Stored data entries
^^^^

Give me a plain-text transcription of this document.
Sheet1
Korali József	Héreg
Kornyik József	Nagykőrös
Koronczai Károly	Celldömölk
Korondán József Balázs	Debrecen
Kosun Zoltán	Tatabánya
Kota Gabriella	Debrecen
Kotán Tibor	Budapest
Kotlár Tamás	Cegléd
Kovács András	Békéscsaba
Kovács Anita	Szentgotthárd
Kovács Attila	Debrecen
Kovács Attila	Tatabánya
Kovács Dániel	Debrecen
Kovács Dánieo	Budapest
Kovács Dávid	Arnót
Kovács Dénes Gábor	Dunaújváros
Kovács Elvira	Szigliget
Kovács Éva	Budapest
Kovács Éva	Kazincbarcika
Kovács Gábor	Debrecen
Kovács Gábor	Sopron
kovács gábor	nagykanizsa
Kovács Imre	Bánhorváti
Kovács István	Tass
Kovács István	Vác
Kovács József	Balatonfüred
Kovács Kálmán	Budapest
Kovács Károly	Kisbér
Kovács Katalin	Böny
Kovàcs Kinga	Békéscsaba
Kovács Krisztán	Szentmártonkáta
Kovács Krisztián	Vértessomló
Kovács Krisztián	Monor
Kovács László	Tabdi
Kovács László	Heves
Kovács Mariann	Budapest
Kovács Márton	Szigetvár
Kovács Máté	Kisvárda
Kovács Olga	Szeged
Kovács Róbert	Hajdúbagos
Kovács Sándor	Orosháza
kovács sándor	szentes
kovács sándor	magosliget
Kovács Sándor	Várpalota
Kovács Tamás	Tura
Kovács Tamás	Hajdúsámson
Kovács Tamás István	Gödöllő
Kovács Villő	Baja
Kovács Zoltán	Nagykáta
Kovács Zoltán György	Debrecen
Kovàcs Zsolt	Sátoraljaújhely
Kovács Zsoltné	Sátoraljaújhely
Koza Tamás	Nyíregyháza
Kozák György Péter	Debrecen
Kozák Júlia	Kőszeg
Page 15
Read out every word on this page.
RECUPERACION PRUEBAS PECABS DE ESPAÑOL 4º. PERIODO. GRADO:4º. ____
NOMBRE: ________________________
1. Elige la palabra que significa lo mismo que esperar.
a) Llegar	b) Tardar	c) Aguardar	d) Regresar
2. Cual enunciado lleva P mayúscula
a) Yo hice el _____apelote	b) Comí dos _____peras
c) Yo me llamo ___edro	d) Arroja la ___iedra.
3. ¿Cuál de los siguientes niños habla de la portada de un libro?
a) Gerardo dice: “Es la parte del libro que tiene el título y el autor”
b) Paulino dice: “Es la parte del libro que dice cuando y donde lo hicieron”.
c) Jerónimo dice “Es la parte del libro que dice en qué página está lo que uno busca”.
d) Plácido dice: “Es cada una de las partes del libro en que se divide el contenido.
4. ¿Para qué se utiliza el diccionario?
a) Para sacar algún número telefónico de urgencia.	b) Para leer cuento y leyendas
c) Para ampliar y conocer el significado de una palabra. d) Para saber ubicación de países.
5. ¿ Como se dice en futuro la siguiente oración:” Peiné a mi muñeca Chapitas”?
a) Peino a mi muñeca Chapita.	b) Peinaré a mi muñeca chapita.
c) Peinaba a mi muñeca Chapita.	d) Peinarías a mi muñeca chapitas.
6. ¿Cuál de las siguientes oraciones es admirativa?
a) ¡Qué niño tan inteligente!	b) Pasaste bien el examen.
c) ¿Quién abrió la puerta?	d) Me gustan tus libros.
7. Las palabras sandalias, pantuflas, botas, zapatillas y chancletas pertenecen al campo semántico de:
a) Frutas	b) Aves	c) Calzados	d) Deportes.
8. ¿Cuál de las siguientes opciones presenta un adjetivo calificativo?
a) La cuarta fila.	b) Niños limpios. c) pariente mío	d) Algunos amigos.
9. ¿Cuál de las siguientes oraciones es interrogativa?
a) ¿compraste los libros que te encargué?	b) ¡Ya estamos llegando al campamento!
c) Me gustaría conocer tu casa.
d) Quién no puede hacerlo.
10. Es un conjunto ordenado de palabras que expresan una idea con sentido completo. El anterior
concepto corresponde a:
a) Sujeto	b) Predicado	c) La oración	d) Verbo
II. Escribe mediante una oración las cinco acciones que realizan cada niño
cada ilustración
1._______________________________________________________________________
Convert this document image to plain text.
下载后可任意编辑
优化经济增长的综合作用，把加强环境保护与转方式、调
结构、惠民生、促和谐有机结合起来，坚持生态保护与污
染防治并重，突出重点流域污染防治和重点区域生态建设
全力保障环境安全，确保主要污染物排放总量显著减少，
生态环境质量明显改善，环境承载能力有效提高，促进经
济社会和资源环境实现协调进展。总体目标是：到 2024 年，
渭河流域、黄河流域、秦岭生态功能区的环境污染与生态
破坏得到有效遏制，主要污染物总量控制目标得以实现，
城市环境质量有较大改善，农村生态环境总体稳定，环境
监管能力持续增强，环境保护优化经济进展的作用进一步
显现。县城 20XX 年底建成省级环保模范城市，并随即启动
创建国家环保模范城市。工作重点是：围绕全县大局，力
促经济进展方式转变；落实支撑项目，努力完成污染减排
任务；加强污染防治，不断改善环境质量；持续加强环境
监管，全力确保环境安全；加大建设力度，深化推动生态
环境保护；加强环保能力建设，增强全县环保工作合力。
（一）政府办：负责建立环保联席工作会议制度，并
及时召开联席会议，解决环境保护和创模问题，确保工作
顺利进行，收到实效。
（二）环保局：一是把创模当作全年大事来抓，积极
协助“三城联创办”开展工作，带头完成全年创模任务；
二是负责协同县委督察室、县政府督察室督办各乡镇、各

^^^^

## CHALLENGE
Extract all lines of the records above that include "oraciones".

## RESULT OF THIS EXERCISE
6. ¿Cuál de las siguientes oraciones es admirativa?
9. ¿Cuál de las siguientes oraciones es interrogativa?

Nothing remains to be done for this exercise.